* **Short exercise**: Gather the lines that hold the string "WOLBI".

(Collected data)
※ ※ ※
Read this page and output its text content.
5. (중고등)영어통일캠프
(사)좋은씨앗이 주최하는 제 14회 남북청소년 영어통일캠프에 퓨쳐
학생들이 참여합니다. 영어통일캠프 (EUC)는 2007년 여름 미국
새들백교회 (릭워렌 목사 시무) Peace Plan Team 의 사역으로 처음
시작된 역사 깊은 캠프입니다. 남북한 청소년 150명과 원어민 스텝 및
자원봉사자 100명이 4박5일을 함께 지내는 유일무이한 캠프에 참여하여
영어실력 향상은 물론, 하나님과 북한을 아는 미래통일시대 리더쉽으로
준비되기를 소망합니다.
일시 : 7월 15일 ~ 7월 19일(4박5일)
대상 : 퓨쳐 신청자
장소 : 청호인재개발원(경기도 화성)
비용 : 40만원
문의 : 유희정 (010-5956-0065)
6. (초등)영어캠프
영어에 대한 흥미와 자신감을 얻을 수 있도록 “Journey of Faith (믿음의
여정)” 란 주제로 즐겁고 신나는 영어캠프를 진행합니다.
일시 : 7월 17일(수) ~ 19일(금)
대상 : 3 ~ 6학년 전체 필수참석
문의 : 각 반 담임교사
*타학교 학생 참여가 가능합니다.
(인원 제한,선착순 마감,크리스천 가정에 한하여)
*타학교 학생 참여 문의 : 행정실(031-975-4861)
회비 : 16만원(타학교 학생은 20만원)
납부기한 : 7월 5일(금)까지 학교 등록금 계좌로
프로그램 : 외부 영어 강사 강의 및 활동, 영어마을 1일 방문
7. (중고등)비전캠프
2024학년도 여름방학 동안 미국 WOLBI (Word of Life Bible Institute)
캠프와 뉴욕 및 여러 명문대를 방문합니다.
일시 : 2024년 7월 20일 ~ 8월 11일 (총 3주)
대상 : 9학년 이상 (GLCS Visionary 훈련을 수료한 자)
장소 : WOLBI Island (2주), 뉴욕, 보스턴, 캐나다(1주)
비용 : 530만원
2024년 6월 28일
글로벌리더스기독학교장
※ ※ ※
* **Output below**:
2024학년도 여름방학 동안 미국 WOLBI (Word of Life Bible Institute)
장소 : WOLBI Island (2주), 뉴욕, 보스턴, 캐나다(1주)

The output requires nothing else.